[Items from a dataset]

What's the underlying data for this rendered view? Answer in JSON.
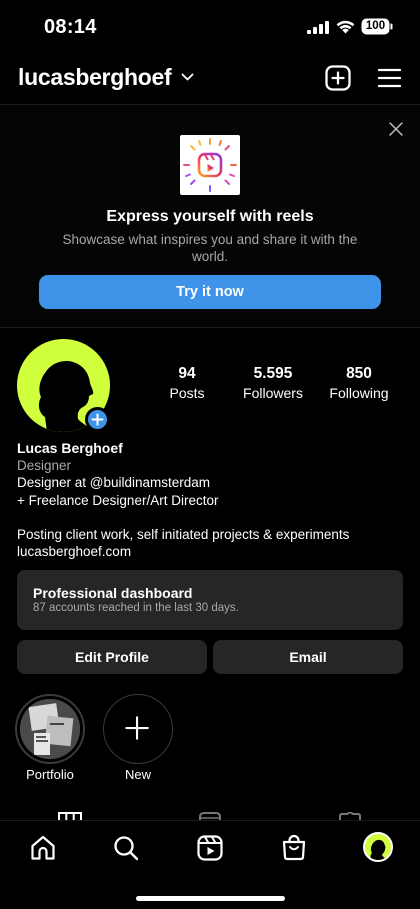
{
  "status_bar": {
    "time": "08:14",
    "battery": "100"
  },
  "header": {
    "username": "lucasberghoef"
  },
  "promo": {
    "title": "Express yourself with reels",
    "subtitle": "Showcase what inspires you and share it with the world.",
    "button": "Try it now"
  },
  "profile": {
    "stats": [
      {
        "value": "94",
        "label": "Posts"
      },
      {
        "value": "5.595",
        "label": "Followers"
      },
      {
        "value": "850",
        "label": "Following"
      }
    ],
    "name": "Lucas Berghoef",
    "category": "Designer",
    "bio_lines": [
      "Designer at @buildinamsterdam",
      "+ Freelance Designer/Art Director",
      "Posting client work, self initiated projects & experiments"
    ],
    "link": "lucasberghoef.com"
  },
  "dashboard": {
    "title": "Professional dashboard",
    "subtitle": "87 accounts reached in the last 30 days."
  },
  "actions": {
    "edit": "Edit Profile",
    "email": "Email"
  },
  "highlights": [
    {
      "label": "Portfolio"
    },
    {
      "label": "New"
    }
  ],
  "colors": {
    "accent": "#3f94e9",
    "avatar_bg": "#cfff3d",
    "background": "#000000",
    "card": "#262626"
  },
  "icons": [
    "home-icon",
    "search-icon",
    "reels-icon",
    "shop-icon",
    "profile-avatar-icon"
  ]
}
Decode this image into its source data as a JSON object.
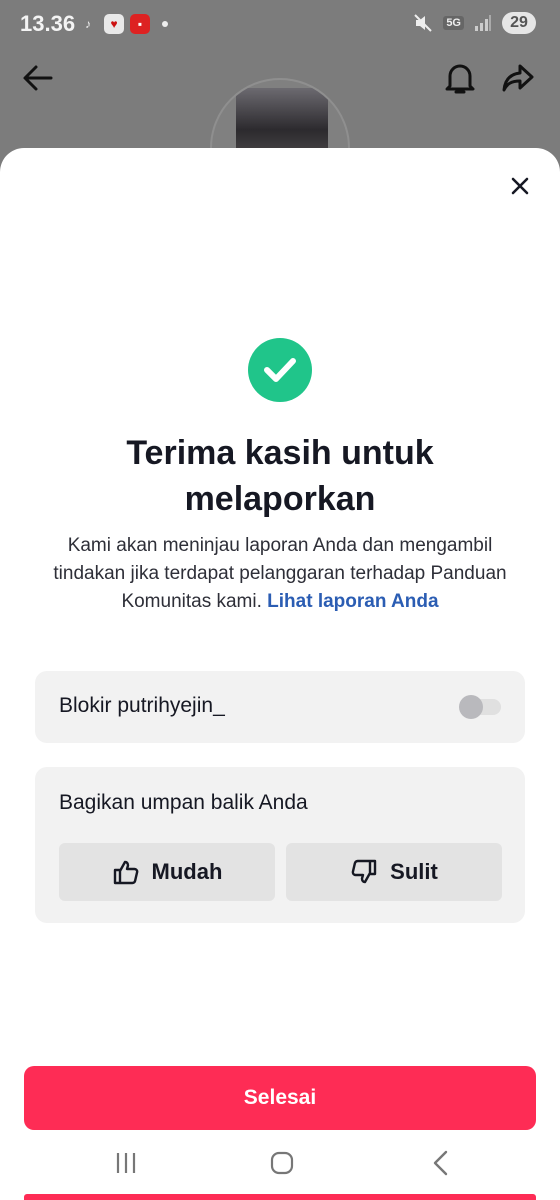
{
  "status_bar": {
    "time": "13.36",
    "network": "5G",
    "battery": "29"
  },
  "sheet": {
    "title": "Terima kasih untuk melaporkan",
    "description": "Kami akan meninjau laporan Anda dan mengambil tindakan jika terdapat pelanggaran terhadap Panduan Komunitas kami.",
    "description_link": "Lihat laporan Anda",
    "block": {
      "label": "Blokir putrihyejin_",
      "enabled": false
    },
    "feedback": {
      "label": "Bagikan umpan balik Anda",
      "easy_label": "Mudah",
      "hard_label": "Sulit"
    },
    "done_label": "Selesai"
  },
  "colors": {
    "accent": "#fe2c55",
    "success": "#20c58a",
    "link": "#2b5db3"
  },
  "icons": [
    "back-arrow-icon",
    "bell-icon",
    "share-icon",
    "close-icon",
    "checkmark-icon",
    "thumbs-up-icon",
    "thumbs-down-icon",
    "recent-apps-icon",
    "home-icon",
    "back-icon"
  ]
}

▸ **SHORT TASK**:
Print all entries exactly. The images do not belong in the copy.

▸ **COMPLETE ANSWER**:
What's the underlying data for this rendered view? Answer in JSON.
{
  "status_bar": {
    "time": "08:14",
    "battery": "100"
  },
  "header": {
    "username": "lucasberghoef"
  },
  "promo": {
    "title": "Express yourself with reels",
    "subtitle": "Showcase what inspires you and share it with the world.",
    "button": "Try it now"
  },
  "profile": {
    "stats": [
      {
        "value": "94",
        "label": "Posts"
      },
      {
        "value": "5.595",
        "label": "Followers"
      },
      {
        "value": "850",
        "label": "Following"
      }
    ],
    "name": "Lucas Berghoef",
    "category": "Designer",
    "bio_lines": [
      "Designer at @buildinamsterdam",
      "+ Freelance Designer/Art Director",
      "Posting client work, self initiated projects & experiments"
    ],
    "link": "lucasberghoef.com"
  },
  "dashboard": {
    "title": "Professional dashboard",
    "subtitle": "87 accounts reached in the last 30 days."
  },
  "actions": {
    "edit": "Edit Profile",
    "email": "Email"
  },
  "highlights": [
    {
      "label": "Portfolio"
    },
    {
      "label": "New"
    }
  ],
  "colors": {
    "accent": "#3f94e9",
    "avatar_bg": "#cfff3d",
    "background": "#000000",
    "card": "#262626"
  },
  "icons": [
    "home-icon",
    "search-icon",
    "reels-icon",
    "shop-icon",
    "profile-avatar-icon"
  ]
}
Decode this image into its source data as a JSON object.
{
  "status_bar": {
    "time": "13.36",
    "network": "5G",
    "battery": "29"
  },
  "sheet": {
    "title": "Terima kasih untuk melaporkan",
    "description": "Kami akan meninjau laporan Anda dan mengambil tindakan jika terdapat pelanggaran terhadap Panduan Komunitas kami.",
    "description_link": "Lihat laporan Anda",
    "block": {
      "label": "Blokir putrihyejin_",
      "enabled": false
    },
    "feedback": {
      "label": "Bagikan umpan balik Anda",
      "easy_label": "Mudah",
      "hard_label": "Sulit"
    },
    "done_label": "Selesai"
  },
  "colors": {
    "accent": "#fe2c55",
    "success": "#20c58a",
    "link": "#2b5db3"
  },
  "icons": [
    "back-arrow-icon",
    "bell-icon",
    "share-icon",
    "close-icon",
    "checkmark-icon",
    "thumbs-up-icon",
    "thumbs-down-icon",
    "recent-apps-icon",
    "home-icon",
    "back-icon"
  ]
}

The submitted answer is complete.